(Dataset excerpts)
↓↓↓

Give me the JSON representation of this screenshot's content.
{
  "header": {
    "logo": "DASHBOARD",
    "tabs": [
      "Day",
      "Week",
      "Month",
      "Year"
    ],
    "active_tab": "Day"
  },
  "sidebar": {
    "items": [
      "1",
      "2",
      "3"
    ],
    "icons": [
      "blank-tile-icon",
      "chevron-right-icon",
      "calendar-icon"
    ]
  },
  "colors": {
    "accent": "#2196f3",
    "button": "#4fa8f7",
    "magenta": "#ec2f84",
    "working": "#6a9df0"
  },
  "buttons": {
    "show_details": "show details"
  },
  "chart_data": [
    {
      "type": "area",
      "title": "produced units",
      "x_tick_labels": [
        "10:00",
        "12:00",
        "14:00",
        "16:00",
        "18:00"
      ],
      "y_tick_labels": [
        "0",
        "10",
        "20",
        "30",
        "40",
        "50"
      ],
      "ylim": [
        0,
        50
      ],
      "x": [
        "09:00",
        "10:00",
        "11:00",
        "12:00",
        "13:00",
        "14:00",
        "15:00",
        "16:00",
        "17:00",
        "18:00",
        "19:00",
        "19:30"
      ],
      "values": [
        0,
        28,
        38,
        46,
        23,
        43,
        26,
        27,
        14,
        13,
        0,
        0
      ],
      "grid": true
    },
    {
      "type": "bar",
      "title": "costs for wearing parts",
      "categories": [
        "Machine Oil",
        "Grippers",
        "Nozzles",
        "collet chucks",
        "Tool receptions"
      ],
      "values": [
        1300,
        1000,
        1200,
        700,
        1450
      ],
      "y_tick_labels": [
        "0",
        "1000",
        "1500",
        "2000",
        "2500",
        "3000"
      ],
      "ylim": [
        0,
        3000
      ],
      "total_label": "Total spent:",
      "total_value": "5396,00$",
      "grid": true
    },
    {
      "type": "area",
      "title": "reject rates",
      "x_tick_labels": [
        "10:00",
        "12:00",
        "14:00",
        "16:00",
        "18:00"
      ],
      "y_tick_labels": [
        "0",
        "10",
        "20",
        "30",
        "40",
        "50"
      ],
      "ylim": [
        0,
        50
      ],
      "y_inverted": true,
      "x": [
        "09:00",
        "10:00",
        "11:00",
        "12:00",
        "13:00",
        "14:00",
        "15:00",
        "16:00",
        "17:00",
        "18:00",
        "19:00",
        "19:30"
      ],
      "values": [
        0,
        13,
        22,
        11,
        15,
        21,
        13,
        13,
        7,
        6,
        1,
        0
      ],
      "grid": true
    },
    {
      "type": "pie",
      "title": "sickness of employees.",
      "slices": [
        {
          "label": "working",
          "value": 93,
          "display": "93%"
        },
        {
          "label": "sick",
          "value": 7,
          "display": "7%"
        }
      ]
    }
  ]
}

↑↑↑

→ WHAT YOU NEED TO DO: The entries above must be returned in full, exactly as shown.

→ TASK OUTPUT:
Give me the JSON representation of this screenshot's content.
{
  "header": {
    "logo": "DASHBOARD",
    "tabs": [
      "Day",
      "Week",
      "Month",
      "Year"
    ],
    "active_tab": "Day"
  },
  "sidebar": {
    "items": [
      "1",
      "2",
      "3"
    ],
    "icons": [
      "blank-tile-icon",
      "chevron-right-icon",
      "calendar-icon"
    ]
  },
  "colors": {
    "accent": "#2196f3",
    "button": "#4fa8f7",
    "magenta": "#ec2f84",
    "working": "#6a9df0"
  },
  "buttons": {
    "show_details": "show details"
  },
  "chart_data": [
    {
      "type": "area",
      "title": "produced units",
      "x_tick_labels": [
        "10:00",
        "12:00",
        "14:00",
        "16:00",
        "18:00"
      ],
      "y_tick_labels": [
        "0",
        "10",
        "20",
        "30",
        "40",
        "50"
      ],
      "ylim": [
        0,
        50
      ],
      "x": [
        "09:00",
        "10:00",
        "11:00",
        "12:00",
        "13:00",
        "14:00",
        "15:00",
        "16:00",
        "17:00",
        "18:00",
        "19:00",
        "19:30"
      ],
      "values": [
        0,
        28,
        38,
        46,
        23,
        43,
        26,
        27,
        14,
        13,
        0,
        0
      ],
      "grid": true
    },
    {
      "type": "bar",
      "title": "costs for wearing parts",
      "categories": [
        "Machine Oil",
        "Grippers",
        "Nozzles",
        "collet chucks",
        "Tool receptions"
      ],
      "values": [
        1300,
        1000,
        1200,
        700,
        1450
      ],
      "y_tick_labels": [
        "0",
        "1000",
        "1500",
        "2000",
        "2500",
        "3000"
      ],
      "ylim": [
        0,
        3000
      ],
      "total_label": "Total spent:",
      "total_value": "5396,00$",
      "grid": true
    },
    {
      "type": "area",
      "title": "reject rates",
      "x_tick_labels": [
        "10:00",
        "12:00",
        "14:00",
        "16:00",
        "18:00"
      ],
      "y_tick_labels": [
        "0",
        "10",
        "20",
        "30",
        "40",
        "50"
      ],
      "ylim": [
        0,
        50
      ],
      "y_inverted": true,
      "x": [
        "09:00",
        "10:00",
        "11:00",
        "12:00",
        "13:00",
        "14:00",
        "15:00",
        "16:00",
        "17:00",
        "18:00",
        "19:00",
        "19:30"
      ],
      "values": [
        0,
        13,
        22,
        11,
        15,
        21,
        13,
        13,
        7,
        6,
        1,
        0
      ],
      "grid": true
    },
    {
      "type": "pie",
      "title": "sickness of employees.",
      "slices": [
        {
          "label": "working",
          "value": 93,
          "display": "93%"
        },
        {
          "label": "sick",
          "value": 7,
          "display": "7%"
        }
      ]
    }
  ]
}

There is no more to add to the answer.